▸ The data:
◇ ◇ ◇

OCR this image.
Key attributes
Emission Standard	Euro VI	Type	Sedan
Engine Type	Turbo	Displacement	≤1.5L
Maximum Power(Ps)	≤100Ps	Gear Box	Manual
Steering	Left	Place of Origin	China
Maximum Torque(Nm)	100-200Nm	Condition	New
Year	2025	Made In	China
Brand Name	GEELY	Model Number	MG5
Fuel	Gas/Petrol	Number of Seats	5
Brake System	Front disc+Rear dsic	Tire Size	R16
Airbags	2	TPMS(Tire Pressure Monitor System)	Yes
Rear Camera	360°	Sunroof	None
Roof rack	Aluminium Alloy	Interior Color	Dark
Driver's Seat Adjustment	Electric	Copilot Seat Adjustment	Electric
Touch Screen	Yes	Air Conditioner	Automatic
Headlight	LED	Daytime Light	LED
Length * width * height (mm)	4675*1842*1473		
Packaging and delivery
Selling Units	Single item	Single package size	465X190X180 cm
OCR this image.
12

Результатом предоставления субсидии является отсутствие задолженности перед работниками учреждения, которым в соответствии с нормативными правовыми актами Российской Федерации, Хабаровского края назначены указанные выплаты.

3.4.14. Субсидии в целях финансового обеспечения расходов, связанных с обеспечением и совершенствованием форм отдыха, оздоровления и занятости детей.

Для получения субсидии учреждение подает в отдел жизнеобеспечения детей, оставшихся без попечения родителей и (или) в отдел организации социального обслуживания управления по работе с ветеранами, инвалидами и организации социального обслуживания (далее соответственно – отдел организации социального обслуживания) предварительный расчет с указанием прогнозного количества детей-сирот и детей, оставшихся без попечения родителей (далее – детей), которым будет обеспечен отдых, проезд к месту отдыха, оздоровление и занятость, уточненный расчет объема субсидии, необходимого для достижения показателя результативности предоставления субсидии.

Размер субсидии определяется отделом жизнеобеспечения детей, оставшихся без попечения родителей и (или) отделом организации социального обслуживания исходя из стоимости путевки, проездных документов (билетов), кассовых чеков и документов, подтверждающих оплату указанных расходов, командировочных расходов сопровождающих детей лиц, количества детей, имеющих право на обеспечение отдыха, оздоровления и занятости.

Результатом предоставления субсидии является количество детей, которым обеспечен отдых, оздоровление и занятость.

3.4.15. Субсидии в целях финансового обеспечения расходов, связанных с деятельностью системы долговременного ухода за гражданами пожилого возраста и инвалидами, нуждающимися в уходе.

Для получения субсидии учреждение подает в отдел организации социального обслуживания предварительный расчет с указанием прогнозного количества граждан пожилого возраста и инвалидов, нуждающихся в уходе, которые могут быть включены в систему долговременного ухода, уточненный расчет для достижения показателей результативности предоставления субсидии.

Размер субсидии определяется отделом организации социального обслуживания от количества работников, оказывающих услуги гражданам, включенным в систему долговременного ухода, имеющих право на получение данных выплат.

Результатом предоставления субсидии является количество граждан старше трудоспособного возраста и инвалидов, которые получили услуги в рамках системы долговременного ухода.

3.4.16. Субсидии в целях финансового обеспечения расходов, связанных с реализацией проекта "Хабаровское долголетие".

◇ ◇ ◇

▸ Task goal: Without leaving anything out, give the entries again exactly.

▸ Solution:
OCR this image.
Key attributes
Emission Standard	Euro VI	Type	Sedan
Engine Type	Turbo	Displacement	≤1.5L
Maximum Power(Ps)	≤100Ps	Gear Box	Manual
Steering	Left	Place of Origin	China
Maximum Torque(Nm)	100-200Nm	Condition	New
Year	2025	Made In	China
Brand Name	GEELY	Model Number	MG5
Fuel	Gas/Petrol	Number of Seats	5
Brake System	Front disc+Rear dsic	Tire Size	R16
Airbags	2	TPMS(Tire Pressure Monitor System)	Yes
Rear Camera	360°	Sunroof	None
Roof rack	Aluminium Alloy	Interior Color	Dark
Driver's Seat Adjustment	Electric	Copilot Seat Adjustment	Electric
Touch Screen	Yes	Air Conditioner	Automatic
Headlight	LED	Daytime Light	LED
Length * width * height (mm)	4675*1842*1473		
Packaging and delivery
Selling Units	Single item	Single package size	465X190X180 cm
OCR this image.
12

Результатом предоставления субсидии является отсутствие задолженности перед работниками учреждения, которым в соответствии с нормативными правовыми актами Российской Федерации, Хабаровского края назначены указанные выплаты.

3.4.14. Субсидии в целях финансового обеспечения расходов, связанных с обеспечением и совершенствованием форм отдыха, оздоровления и занятости детей.

Для получения субсидии учреждение подает в отдел жизнеобеспечения детей, оставшихся без попечения родителей и (или) в отдел организации социального обслуживания управления по работе с ветеранами, инвалидами и организации социального обслуживания (далее соответственно – отдел организации социального обслуживания) предварительный расчет с указанием прогнозного количества детей-сирот и детей, оставшихся без попечения родителей (далее – детей), которым будет обеспечен отдых, проезд к месту отдыха, оздоровление и занятость, уточненный расчет объема субсидии, необходимого для достижения показателя результативности предоставления субсидии.

Размер субсидии определяется отделом жизнеобеспечения детей, оставшихся без попечения родителей и (или) отделом организации социального обслуживания исходя из стоимости путевки, проездных документов (билетов), кассовых чеков и документов, подтверждающих оплату указанных расходов, командировочных расходов сопровождающих детей лиц, количества детей, имеющих право на обеспечение отдыха, оздоровления и занятости.

Результатом предоставления субсидии является количество детей, которым обеспечен отдых, оздоровление и занятость.

3.4.15. Субсидии в целях финансового обеспечения расходов, связанных с деятельностью системы долговременного ухода за гражданами пожилого возраста и инвалидами, нуждающимися в уходе.

Для получения субсидии учреждение подает в отдел организации социального обслуживания предварительный расчет с указанием прогнозного количества граждан пожилого возраста и инвалидов, нуждающихся в уходе, которые могут быть включены в систему долговременного ухода, уточненный расчет для достижения показателей результативности предоставления субсидии.

Размер субсидии определяется отделом организации социального обслуживания от количества работников, оказывающих услуги гражданам, включенным в систему долговременного ухода, имеющих право на получение данных выплат.

Результатом предоставления субсидии является количество граждан старше трудоспособного возраста и инвалидов, которые получили услуги в рамках системы долговременного ухода.

3.4.16. Субсидии в целях финансового обеспечения расходов, связанных с реализацией проекта "Хабаровское долголетие".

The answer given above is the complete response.